> [THE PROBLEM] Quote the entries word for word. Omit the pictures.

> [DATASET]
==============================

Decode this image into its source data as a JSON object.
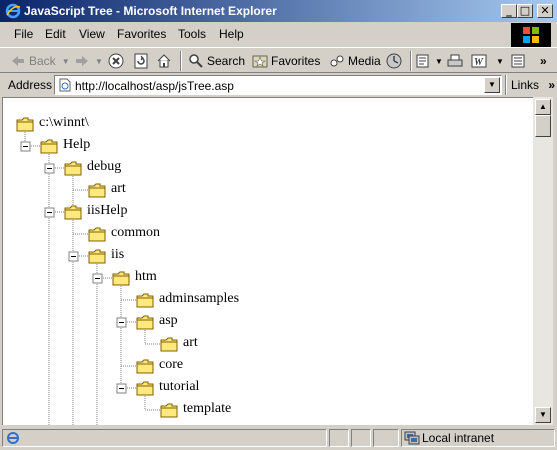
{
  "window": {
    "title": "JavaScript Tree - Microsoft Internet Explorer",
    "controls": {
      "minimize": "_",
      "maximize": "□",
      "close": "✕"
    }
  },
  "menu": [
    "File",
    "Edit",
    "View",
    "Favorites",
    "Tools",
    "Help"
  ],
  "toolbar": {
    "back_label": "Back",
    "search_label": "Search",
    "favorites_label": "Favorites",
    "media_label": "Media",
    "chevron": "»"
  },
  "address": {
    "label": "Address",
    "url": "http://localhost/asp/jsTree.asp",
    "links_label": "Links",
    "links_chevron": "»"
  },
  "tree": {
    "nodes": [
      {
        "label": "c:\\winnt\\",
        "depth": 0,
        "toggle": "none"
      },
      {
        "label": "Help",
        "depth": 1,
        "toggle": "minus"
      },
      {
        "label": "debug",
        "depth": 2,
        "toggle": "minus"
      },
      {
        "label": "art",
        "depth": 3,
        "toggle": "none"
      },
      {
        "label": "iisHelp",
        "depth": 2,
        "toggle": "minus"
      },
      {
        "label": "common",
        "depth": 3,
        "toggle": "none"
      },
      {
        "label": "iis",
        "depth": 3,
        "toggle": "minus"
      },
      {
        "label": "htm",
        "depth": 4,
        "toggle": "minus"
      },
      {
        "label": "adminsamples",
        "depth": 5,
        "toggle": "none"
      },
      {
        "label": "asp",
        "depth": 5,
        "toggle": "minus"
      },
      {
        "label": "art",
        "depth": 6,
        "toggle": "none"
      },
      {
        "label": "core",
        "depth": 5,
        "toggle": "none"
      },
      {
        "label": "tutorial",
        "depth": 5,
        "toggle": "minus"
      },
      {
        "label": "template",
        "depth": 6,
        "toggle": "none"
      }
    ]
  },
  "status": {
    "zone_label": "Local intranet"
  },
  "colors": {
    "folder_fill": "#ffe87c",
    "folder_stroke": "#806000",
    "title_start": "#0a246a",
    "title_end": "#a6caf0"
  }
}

==============================

> [RESULT FOR THIS TASK]
Decode this image into its source data as a JSON object.
{
  "window": {
    "title": "JavaScript Tree - Microsoft Internet Explorer",
    "controls": {
      "minimize": "_",
      "maximize": "□",
      "close": "✕"
    }
  },
  "menu": [
    "File",
    "Edit",
    "View",
    "Favorites",
    "Tools",
    "Help"
  ],
  "toolbar": {
    "back_label": "Back",
    "search_label": "Search",
    "favorites_label": "Favorites",
    "media_label": "Media",
    "chevron": "»"
  },
  "address": {
    "label": "Address",
    "url": "http://localhost/asp/jsTree.asp",
    "links_label": "Links",
    "links_chevron": "»"
  },
  "tree": {
    "nodes": [
      {
        "label": "c:\\winnt\\",
        "depth": 0,
        "toggle": "none"
      },
      {
        "label": "Help",
        "depth": 1,
        "toggle": "minus"
      },
      {
        "label": "debug",
        "depth": 2,
        "toggle": "minus"
      },
      {
        "label": "art",
        "depth": 3,
        "toggle": "none"
      },
      {
        "label": "iisHelp",
        "depth": 2,
        "toggle": "minus"
      },
      {
        "label": "common",
        "depth": 3,
        "toggle": "none"
      },
      {
        "label": "iis",
        "depth": 3,
        "toggle": "minus"
      },
      {
        "label": "htm",
        "depth": 4,
        "toggle": "minus"
      },
      {
        "label": "adminsamples",
        "depth": 5,
        "toggle": "none"
      },
      {
        "label": "asp",
        "depth": 5,
        "toggle": "minus"
      },
      {
        "label": "art",
        "depth": 6,
        "toggle": "none"
      },
      {
        "label": "core",
        "depth": 5,
        "toggle": "none"
      },
      {
        "label": "tutorial",
        "depth": 5,
        "toggle": "minus"
      },
      {
        "label": "template",
        "depth": 6,
        "toggle": "none"
      }
    ]
  },
  "status": {
    "zone_label": "Local intranet"
  },
  "colors": {
    "folder_fill": "#ffe87c",
    "folder_stroke": "#806000",
    "title_start": "#0a246a",
    "title_end": "#a6caf0"
  }
}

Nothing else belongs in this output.